What you are asked to do
Comb through the entries for "this" and pull out each line that holds it.

Extracted material

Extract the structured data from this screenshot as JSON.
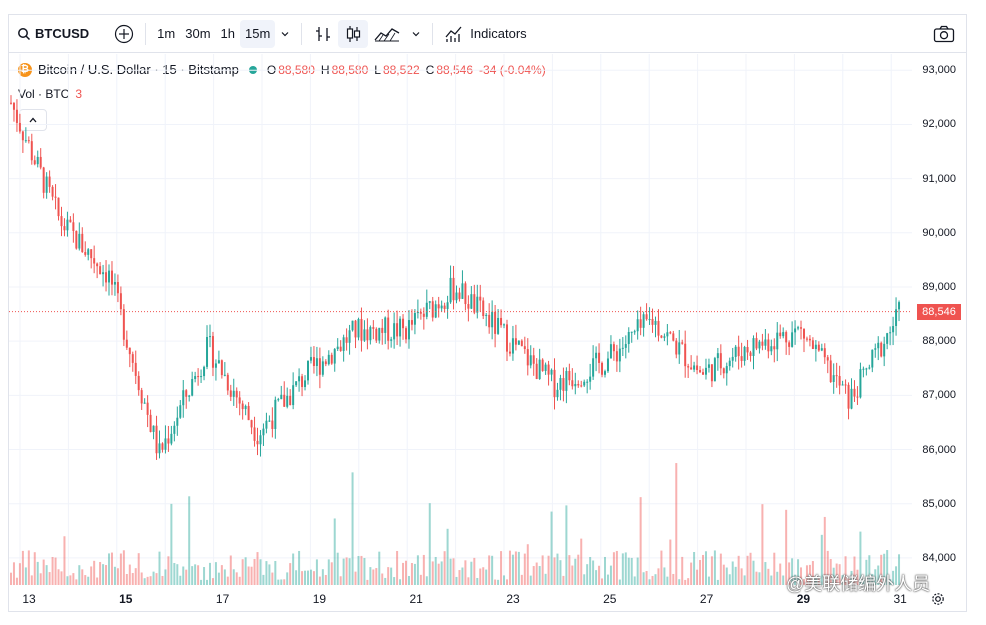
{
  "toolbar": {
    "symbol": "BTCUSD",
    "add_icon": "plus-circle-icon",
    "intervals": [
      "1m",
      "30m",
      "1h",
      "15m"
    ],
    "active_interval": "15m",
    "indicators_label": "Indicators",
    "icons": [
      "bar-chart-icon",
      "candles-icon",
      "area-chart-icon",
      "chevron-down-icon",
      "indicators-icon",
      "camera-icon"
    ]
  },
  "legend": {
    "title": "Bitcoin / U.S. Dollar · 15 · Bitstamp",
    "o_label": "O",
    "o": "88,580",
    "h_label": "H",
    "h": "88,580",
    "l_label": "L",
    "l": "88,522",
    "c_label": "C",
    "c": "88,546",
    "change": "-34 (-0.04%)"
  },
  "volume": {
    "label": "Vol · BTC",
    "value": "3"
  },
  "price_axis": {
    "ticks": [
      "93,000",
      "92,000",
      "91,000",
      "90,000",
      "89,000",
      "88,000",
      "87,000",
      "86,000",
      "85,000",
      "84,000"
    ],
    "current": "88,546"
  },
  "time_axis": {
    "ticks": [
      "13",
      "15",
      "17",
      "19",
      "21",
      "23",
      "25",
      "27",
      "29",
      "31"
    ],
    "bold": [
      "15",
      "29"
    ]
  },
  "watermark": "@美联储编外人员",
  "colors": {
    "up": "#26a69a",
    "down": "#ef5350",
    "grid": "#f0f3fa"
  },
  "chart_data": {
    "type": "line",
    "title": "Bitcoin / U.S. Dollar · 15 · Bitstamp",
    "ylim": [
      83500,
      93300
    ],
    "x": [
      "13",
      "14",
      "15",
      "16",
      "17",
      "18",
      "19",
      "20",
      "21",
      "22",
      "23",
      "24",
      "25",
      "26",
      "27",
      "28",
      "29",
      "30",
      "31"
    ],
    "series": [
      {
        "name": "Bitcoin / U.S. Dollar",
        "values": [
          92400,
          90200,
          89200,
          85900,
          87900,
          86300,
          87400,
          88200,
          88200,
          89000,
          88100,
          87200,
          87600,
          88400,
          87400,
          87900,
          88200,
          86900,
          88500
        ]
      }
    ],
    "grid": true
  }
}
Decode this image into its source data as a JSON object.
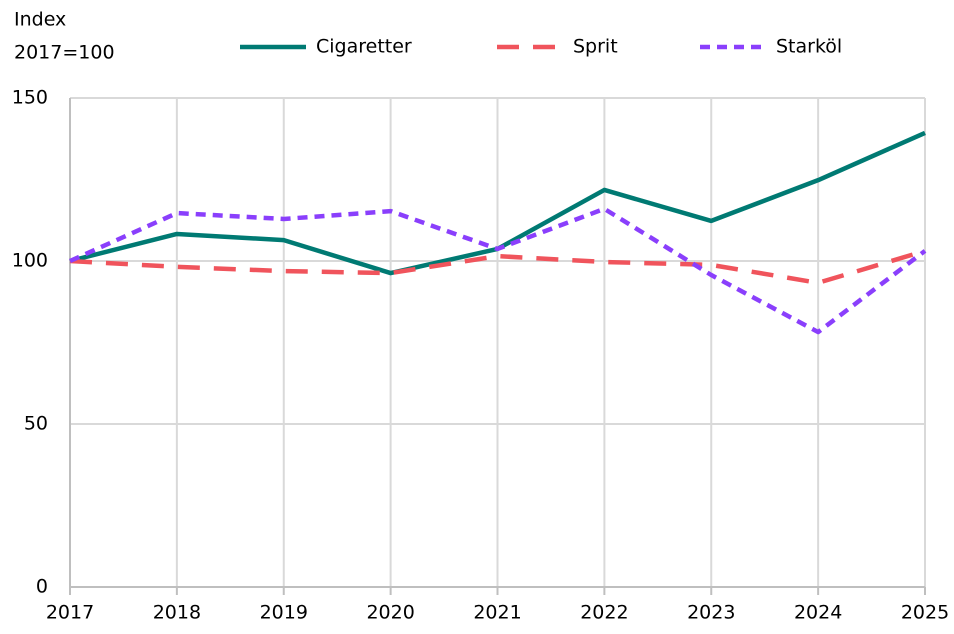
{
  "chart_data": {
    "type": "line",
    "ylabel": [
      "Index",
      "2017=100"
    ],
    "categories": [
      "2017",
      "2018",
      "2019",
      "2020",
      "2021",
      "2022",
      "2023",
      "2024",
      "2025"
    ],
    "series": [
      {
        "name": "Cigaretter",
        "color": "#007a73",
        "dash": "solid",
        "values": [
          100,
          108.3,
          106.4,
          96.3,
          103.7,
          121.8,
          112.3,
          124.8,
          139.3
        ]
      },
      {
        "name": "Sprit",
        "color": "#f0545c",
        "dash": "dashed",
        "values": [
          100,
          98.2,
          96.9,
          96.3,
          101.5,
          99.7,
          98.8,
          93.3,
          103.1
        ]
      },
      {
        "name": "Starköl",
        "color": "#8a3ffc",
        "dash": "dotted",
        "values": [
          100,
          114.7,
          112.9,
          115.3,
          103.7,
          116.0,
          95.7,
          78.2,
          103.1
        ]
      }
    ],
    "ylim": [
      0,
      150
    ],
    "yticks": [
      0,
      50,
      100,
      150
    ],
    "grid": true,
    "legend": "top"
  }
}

Problem solution
Extract the structured data from this screenshot as JSON.
Decode this image into its source data as a JSON object.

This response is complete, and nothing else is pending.